* [Source extract]:
= = = = = = =

As shown in Figure 2, the CNN structure, or the CNN combined with a the basic self-attention mechanism, is the typical foundation for traditional acoustic scene-classification algorithms. For tasks involving natural language processing, Transformer was initially proposed. For the implementation of our audio module, we adopted a Transformer-based model from the field of visual processing, in contrast to the prior usage of the CNN architecture or a combination of the CNN and self-attention mechanisms for audio scene classification [16,62,63]. We constructed the Audio Transformer (AiT) model to extract the time-domain and frequency-domain features of the audio signals, on which we carried out the tasks for audio scene classification.

Figure 3 displays our audio module. The AiT and ViT share similar foundational structures, as both are non-convolutional models primarily constructed using attention mechanisms. However, a significant distinction arises in their respective input requirements. While the ViT is designed to process three-channel images, the AiT operates on a single-channel log-Mel spectrogram. To accommodate this different input format, we averaged the channel weights of the patch-embedding layer. Furthermore, given the utilization of pre-trained weights, the input dimensions of the log-Mel spectrogram (batch_size, hop_length, n_mels) do not align with the fixed input size of the ViT-B (batch_size, 384, 384).Therefore, we rescaled the position embedding of the ViT according to the dimension of the spectrogram. First, the audio file’s log-Mel spectrogram is calculated and used as the patch embedding layer’s input. An audio file with a length of t seconds will receive an audio input with a size of (batch_size, n_mels, hop_length). Please note that the audio files referenced in this context pertain specifically to ground environment sounds, and each of them corresponds directly to a corresponding remote sensing aerial image. For a more-in-depth explanation of the audio spectrogram computation, please refer to the Experiments Section 4.6. The spectrogram is then divided into a series of patches, each of which is fed into a linear projection layer to produce patch embeddings (batch_size, n_patches, 768). After that, we added learnable positional embeddings and categorical variable $CLS$ tokens at the start of the patch-embedding sequence before feeding them into the Transformer encoder layer. We averaged the two $CLS$ tokens (classification token and distillation token) to create an audio spectrogram representation in the Transformer encoder using the DeiT-B pre-trained weights from ImageNet. In order to obtain the audio_result vector, we must first obtain the output of the audio module ($CLS$ token) as the feature of the audio spectrogram (audio embedding), input it into a fully connected layer with Softmax activation, then map the audio embedding to the label for classification.

= = = = = = =

* [Dataset extract]:
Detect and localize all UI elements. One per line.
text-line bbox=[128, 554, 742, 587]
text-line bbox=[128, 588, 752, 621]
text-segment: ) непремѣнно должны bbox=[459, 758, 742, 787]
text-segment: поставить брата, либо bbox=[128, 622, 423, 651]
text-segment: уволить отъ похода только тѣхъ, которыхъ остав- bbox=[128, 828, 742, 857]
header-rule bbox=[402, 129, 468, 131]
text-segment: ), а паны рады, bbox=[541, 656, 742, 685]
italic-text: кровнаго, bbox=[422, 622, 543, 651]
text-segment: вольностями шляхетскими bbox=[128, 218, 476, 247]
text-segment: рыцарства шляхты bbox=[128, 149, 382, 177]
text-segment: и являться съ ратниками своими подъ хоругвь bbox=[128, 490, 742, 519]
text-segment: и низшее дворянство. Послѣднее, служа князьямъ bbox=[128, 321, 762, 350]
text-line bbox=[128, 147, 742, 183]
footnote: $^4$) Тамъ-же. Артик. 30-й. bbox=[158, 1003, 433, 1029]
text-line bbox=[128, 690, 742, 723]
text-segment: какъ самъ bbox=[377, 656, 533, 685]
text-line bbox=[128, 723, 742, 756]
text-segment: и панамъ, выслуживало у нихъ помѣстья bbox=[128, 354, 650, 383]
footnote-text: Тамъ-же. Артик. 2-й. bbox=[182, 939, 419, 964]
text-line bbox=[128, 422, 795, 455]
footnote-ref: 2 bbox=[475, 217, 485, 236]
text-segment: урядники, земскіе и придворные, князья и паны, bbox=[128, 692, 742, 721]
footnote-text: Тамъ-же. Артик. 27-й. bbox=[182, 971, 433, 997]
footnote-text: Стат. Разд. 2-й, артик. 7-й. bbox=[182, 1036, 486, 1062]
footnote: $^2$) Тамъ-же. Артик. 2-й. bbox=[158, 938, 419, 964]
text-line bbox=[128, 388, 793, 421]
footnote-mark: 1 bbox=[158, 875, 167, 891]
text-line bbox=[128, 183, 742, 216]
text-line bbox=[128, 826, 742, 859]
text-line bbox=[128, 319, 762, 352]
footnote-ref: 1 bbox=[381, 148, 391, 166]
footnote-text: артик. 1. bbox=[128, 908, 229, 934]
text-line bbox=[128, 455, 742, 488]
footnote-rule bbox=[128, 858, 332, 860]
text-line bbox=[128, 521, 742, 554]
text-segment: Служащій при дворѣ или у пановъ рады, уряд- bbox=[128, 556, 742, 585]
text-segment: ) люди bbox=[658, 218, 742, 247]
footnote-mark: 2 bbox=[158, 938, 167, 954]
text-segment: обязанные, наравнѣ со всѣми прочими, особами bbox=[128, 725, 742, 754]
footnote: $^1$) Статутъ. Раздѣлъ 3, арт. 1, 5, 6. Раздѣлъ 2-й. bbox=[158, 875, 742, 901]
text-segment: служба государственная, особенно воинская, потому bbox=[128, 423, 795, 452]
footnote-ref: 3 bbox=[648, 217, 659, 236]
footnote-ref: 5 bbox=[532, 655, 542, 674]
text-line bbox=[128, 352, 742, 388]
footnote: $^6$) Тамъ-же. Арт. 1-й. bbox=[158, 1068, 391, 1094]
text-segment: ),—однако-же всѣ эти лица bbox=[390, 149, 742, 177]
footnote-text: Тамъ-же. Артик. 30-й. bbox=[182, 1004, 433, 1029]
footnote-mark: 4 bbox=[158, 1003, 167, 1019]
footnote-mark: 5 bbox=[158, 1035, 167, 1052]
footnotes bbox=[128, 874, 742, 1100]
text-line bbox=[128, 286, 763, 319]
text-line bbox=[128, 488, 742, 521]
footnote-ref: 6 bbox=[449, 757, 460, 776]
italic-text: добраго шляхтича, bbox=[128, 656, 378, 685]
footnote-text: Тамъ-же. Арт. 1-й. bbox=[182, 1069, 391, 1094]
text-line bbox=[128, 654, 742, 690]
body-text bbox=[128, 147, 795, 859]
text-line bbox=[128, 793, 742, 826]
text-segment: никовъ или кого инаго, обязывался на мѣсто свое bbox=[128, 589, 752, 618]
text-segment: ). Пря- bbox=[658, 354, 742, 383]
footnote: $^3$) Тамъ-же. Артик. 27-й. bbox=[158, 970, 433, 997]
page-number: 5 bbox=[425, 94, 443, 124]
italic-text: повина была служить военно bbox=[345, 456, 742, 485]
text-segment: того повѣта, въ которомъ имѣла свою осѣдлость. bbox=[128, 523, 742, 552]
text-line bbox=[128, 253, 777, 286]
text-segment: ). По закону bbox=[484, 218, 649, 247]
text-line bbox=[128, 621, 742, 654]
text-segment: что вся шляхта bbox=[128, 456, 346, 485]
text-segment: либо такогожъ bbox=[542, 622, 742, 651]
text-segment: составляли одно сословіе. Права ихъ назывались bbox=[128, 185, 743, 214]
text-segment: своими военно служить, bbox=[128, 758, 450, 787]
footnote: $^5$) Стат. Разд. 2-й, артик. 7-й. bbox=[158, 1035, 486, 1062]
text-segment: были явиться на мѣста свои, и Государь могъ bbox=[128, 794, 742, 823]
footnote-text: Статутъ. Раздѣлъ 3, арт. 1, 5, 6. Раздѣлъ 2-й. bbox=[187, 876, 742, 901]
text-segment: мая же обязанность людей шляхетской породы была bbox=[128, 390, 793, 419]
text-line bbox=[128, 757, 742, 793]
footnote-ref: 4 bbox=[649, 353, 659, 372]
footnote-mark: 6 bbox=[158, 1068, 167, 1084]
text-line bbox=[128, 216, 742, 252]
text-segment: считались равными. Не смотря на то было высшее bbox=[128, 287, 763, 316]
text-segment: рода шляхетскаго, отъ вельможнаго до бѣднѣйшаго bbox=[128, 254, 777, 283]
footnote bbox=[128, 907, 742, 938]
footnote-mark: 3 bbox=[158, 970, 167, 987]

= = = = = = =

* [Objectives]:
1) In the AiT passage, what kind of input does the AiT operate on?
2) Reproduce the AiT passage from "As shown in" up to and including "audio scene classification.".
The items are separate material and not part of the AiT passage.

* [Solutions by task]:
1) A single-channel log-Mel spectrogram.

2)
As shown in Figure 2, the CNN structure, or the CNN combined with a the basic self-attention mechanism, is the typical foundation for traditional acoustic scene-classification algorithms. For tasks involving natural language processing, Transformer was initially proposed. For the implementation of our audio module, we adopted a Transformer-based model from the field of visual processing, in contrast to the prior usage of the CNN architecture or a combination of the CNN and self-attention mechanisms for audio scene classification [16,62,63]. We constructed the Audio Transformer (AiT) model to extract the time-domain and frequency-domain features of the audio signals, on which we carried out the tasks for audio scene classification.